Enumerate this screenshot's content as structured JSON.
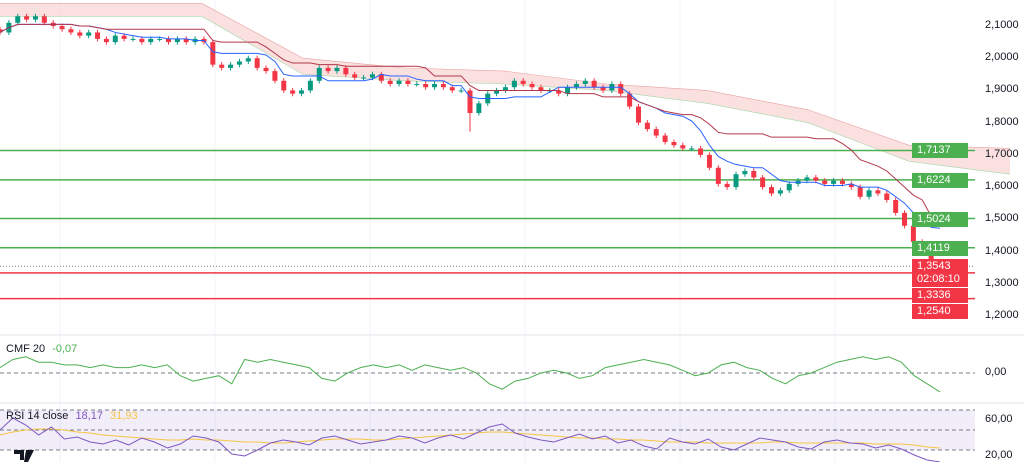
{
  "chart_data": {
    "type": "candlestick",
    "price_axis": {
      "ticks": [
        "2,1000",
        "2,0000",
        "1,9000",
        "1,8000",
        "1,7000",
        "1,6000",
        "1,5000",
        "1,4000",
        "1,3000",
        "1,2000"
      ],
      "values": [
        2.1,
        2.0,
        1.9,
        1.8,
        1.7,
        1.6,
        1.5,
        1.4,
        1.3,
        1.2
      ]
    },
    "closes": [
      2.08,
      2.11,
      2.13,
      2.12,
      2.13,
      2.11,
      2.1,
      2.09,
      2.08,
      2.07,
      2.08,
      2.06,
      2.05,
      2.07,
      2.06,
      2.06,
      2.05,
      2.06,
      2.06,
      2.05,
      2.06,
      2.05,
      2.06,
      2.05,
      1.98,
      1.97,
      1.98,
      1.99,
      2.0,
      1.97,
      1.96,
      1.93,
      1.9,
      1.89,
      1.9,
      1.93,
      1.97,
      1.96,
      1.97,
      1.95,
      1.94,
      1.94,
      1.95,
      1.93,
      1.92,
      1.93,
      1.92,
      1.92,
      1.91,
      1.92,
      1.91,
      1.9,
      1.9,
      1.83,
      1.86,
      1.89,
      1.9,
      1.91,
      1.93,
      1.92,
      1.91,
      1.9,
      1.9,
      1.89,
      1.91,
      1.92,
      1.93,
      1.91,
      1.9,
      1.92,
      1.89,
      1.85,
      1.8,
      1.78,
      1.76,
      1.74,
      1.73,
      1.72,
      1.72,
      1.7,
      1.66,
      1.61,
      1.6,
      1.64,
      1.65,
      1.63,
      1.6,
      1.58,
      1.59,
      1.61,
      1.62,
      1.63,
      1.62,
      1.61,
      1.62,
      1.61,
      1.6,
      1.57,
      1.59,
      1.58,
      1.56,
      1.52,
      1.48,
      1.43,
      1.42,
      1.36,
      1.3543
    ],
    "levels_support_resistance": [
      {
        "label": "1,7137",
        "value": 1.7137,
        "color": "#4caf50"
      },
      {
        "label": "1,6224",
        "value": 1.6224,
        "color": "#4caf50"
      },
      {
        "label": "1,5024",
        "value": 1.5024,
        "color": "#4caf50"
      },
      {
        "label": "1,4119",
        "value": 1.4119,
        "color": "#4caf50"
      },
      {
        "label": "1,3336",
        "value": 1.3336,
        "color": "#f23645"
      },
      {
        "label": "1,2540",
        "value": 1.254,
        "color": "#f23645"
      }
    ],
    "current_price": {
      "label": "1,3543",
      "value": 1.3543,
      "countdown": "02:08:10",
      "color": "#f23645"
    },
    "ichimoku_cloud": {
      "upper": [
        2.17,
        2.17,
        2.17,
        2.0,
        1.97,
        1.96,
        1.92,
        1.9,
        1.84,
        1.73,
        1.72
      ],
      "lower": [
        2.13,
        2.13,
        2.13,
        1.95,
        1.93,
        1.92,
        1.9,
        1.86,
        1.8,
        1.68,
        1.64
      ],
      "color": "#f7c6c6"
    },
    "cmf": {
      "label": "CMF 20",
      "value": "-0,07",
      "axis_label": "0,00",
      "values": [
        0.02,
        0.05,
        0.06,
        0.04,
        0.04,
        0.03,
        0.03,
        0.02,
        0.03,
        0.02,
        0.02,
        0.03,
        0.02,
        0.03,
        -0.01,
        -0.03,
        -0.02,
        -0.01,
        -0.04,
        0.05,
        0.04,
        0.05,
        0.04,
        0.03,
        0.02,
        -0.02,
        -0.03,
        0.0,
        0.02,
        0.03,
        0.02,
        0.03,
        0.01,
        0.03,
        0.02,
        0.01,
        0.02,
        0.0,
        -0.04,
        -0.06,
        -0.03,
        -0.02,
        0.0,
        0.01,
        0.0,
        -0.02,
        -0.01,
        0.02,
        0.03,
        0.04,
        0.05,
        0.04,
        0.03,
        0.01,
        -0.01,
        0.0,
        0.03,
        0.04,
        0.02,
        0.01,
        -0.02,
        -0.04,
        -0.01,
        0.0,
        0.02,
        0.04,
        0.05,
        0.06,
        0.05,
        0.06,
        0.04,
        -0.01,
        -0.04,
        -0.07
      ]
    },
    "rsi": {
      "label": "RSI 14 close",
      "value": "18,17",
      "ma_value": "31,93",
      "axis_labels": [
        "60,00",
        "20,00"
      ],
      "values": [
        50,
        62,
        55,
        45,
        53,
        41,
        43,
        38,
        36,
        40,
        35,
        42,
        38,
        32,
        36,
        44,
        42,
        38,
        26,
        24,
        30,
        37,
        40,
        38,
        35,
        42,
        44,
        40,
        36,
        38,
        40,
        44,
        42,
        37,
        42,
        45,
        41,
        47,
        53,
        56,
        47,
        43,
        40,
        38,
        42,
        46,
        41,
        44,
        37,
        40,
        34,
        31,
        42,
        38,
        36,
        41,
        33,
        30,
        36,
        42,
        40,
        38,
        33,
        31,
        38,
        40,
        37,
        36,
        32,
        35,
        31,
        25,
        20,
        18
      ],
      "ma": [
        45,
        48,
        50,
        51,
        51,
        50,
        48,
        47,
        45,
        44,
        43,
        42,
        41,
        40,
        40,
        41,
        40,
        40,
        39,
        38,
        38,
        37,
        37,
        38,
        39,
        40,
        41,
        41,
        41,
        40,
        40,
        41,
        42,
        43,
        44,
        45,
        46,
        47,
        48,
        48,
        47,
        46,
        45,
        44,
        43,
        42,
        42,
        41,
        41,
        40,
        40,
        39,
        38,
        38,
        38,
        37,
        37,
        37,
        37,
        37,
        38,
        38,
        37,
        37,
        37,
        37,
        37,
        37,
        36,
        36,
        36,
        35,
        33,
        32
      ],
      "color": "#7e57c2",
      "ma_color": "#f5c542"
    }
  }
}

#### What you will do:
Transcribe the records word for word and include no pictures.

#### Exercise response:
Enumerate this screenshot's content as structured JSON.
{
  "chart_data": {
    "type": "candlestick",
    "price_axis": {
      "ticks": [
        "2,1000",
        "2,0000",
        "1,9000",
        "1,8000",
        "1,7000",
        "1,6000",
        "1,5000",
        "1,4000",
        "1,3000",
        "1,2000"
      ],
      "values": [
        2.1,
        2.0,
        1.9,
        1.8,
        1.7,
        1.6,
        1.5,
        1.4,
        1.3,
        1.2
      ]
    },
    "closes": [
      2.08,
      2.11,
      2.13,
      2.12,
      2.13,
      2.11,
      2.1,
      2.09,
      2.08,
      2.07,
      2.08,
      2.06,
      2.05,
      2.07,
      2.06,
      2.06,
      2.05,
      2.06,
      2.06,
      2.05,
      2.06,
      2.05,
      2.06,
      2.05,
      1.98,
      1.97,
      1.98,
      1.99,
      2.0,
      1.97,
      1.96,
      1.93,
      1.9,
      1.89,
      1.9,
      1.93,
      1.97,
      1.96,
      1.97,
      1.95,
      1.94,
      1.94,
      1.95,
      1.93,
      1.92,
      1.93,
      1.92,
      1.92,
      1.91,
      1.92,
      1.91,
      1.9,
      1.9,
      1.83,
      1.86,
      1.89,
      1.9,
      1.91,
      1.93,
      1.92,
      1.91,
      1.9,
      1.9,
      1.89,
      1.91,
      1.92,
      1.93,
      1.91,
      1.9,
      1.92,
      1.89,
      1.85,
      1.8,
      1.78,
      1.76,
      1.74,
      1.73,
      1.72,
      1.72,
      1.7,
      1.66,
      1.61,
      1.6,
      1.64,
      1.65,
      1.63,
      1.6,
      1.58,
      1.59,
      1.61,
      1.62,
      1.63,
      1.62,
      1.61,
      1.62,
      1.61,
      1.6,
      1.57,
      1.59,
      1.58,
      1.56,
      1.52,
      1.48,
      1.43,
      1.42,
      1.36,
      1.3543
    ],
    "levels_support_resistance": [
      {
        "label": "1,7137",
        "value": 1.7137,
        "color": "#4caf50"
      },
      {
        "label": "1,6224",
        "value": 1.6224,
        "color": "#4caf50"
      },
      {
        "label": "1,5024",
        "value": 1.5024,
        "color": "#4caf50"
      },
      {
        "label": "1,4119",
        "value": 1.4119,
        "color": "#4caf50"
      },
      {
        "label": "1,3336",
        "value": 1.3336,
        "color": "#f23645"
      },
      {
        "label": "1,2540",
        "value": 1.254,
        "color": "#f23645"
      }
    ],
    "current_price": {
      "label": "1,3543",
      "value": 1.3543,
      "countdown": "02:08:10",
      "color": "#f23645"
    },
    "ichimoku_cloud": {
      "upper": [
        2.17,
        2.17,
        2.17,
        2.0,
        1.97,
        1.96,
        1.92,
        1.9,
        1.84,
        1.73,
        1.72
      ],
      "lower": [
        2.13,
        2.13,
        2.13,
        1.95,
        1.93,
        1.92,
        1.9,
        1.86,
        1.8,
        1.68,
        1.64
      ],
      "color": "#f7c6c6"
    },
    "cmf": {
      "label": "CMF 20",
      "value": "-0,07",
      "axis_label": "0,00",
      "values": [
        0.02,
        0.05,
        0.06,
        0.04,
        0.04,
        0.03,
        0.03,
        0.02,
        0.03,
        0.02,
        0.02,
        0.03,
        0.02,
        0.03,
        -0.01,
        -0.03,
        -0.02,
        -0.01,
        -0.04,
        0.05,
        0.04,
        0.05,
        0.04,
        0.03,
        0.02,
        -0.02,
        -0.03,
        0.0,
        0.02,
        0.03,
        0.02,
        0.03,
        0.01,
        0.03,
        0.02,
        0.01,
        0.02,
        0.0,
        -0.04,
        -0.06,
        -0.03,
        -0.02,
        0.0,
        0.01,
        0.0,
        -0.02,
        -0.01,
        0.02,
        0.03,
        0.04,
        0.05,
        0.04,
        0.03,
        0.01,
        -0.01,
        0.0,
        0.03,
        0.04,
        0.02,
        0.01,
        -0.02,
        -0.04,
        -0.01,
        0.0,
        0.02,
        0.04,
        0.05,
        0.06,
        0.05,
        0.06,
        0.04,
        -0.01,
        -0.04,
        -0.07
      ]
    },
    "rsi": {
      "label": "RSI 14 close",
      "value": "18,17",
      "ma_value": "31,93",
      "axis_labels": [
        "60,00",
        "20,00"
      ],
      "values": [
        50,
        62,
        55,
        45,
        53,
        41,
        43,
        38,
        36,
        40,
        35,
        42,
        38,
        32,
        36,
        44,
        42,
        38,
        26,
        24,
        30,
        37,
        40,
        38,
        35,
        42,
        44,
        40,
        36,
        38,
        40,
        44,
        42,
        37,
        42,
        45,
        41,
        47,
        53,
        56,
        47,
        43,
        40,
        38,
        42,
        46,
        41,
        44,
        37,
        40,
        34,
        31,
        42,
        38,
        36,
        41,
        33,
        30,
        36,
        42,
        40,
        38,
        33,
        31,
        38,
        40,
        37,
        36,
        32,
        35,
        31,
        25,
        20,
        18
      ],
      "ma": [
        45,
        48,
        50,
        51,
        51,
        50,
        48,
        47,
        45,
        44,
        43,
        42,
        41,
        40,
        40,
        41,
        40,
        40,
        39,
        38,
        38,
        37,
        37,
        38,
        39,
        40,
        41,
        41,
        41,
        40,
        40,
        41,
        42,
        43,
        44,
        45,
        46,
        47,
        48,
        48,
        47,
        46,
        45,
        44,
        43,
        42,
        42,
        41,
        41,
        40,
        40,
        39,
        38,
        38,
        38,
        37,
        37,
        37,
        37,
        37,
        38,
        38,
        37,
        37,
        37,
        37,
        37,
        37,
        36,
        36,
        36,
        35,
        33,
        32
      ],
      "color": "#7e57c2",
      "ma_color": "#f5c542"
    }
  }
}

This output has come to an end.